— BEGIN Data supplied —
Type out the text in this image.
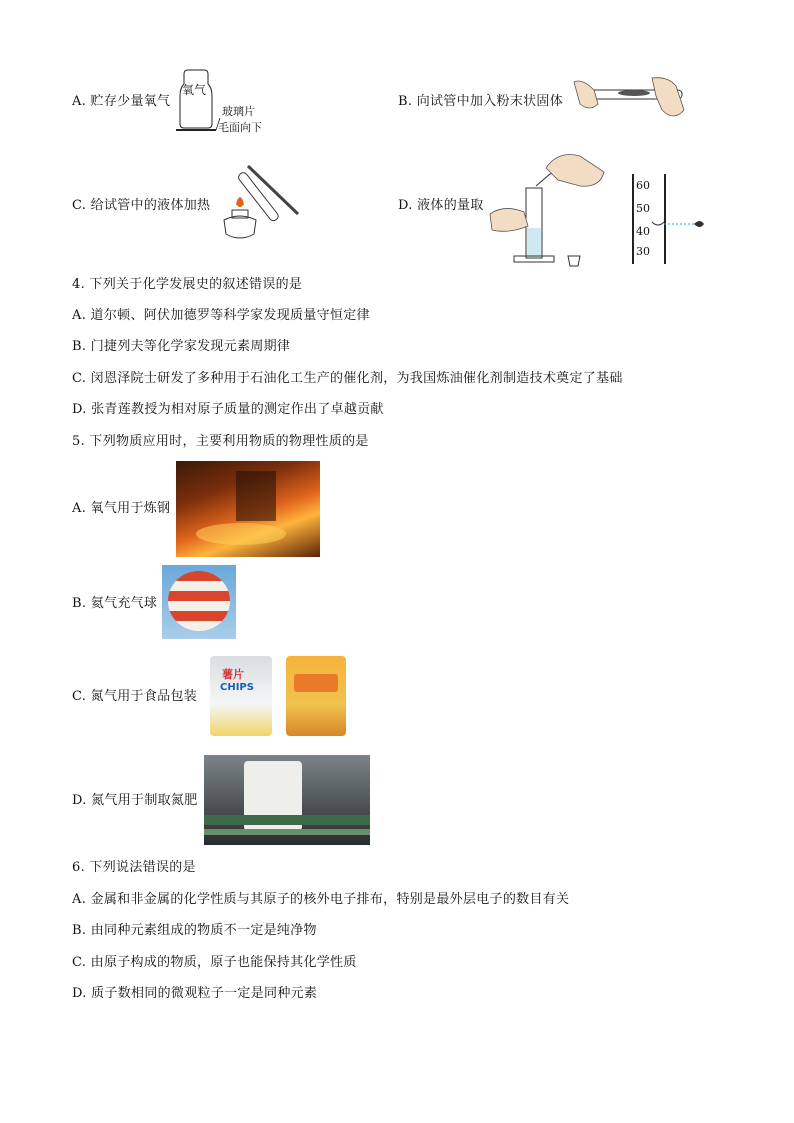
A. 贮存少量氧气
氧气
玻璃片
毛面向下
B. 向试管中加入粉末状固体
C. 给试管中的液体加热	D. 液体的量取
60
50
40
30
4. 下列关于化学发展史的叙述错误的是
A. 道尔顿、阿伏加德罗等科学家发现质量守恒定律
B. 门捷列夫等化学家发现元素周期律
C. 闵恩泽院士研发了多种用于石油化工生产的催化剂，为我国炼油催化剂制造技术奠定了基础
D. 张青莲教授为相对原子质量的测定作出了卓越贡献
5. 下列物质应用时，主要利用物质的物理性质的是
A. 氧气用于炼钢
B. 氦气充气球
C. 氮气用于食品包装
薯片
CHIPS
D. 氮气用于制取氮肥
6. 下列说法错误的是
A. 金属和非金属的化学性质与其原子的核外电子排布，特别是最外层电子的数目有关
B. 由同种元素组成的物质不一定是纯净物
C. 由原子构成的物质，原子也能保持其化学性质
D. 质子数相同的微观粒子一定是同种元素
— END Data supplied —
Aim — Without the images, write out each line of the data verbatim.

Exercise solution —
Type out the text in this image.
A. 贮存少量氧气
氧气
玻璃片
毛面向下
B. 向试管中加入粉末状固体
C. 给试管中的液体加热	D. 液体的量取
60
50
40
30
4. 下列关于化学发展史的叙述错误的是
A. 道尔顿、阿伏加德罗等科学家发现质量守恒定律
B. 门捷列夫等化学家发现元素周期律
C. 闵恩泽院士研发了多种用于石油化工生产的催化剂，为我国炼油催化剂制造技术奠定了基础
D. 张青莲教授为相对原子质量的测定作出了卓越贡献
5. 下列物质应用时，主要利用物质的物理性质的是
A. 氧气用于炼钢
B. 氦气充气球
C. 氮气用于食品包装
薯片
CHIPS
D. 氮气用于制取氮肥
6. 下列说法错误的是
A. 金属和非金属的化学性质与其原子的核外电子排布，特别是最外层电子的数目有关
B. 由同种元素组成的物质不一定是纯净物
C. 由原子构成的物质，原子也能保持其化学性质
D. 质子数相同的微观粒子一定是同种元素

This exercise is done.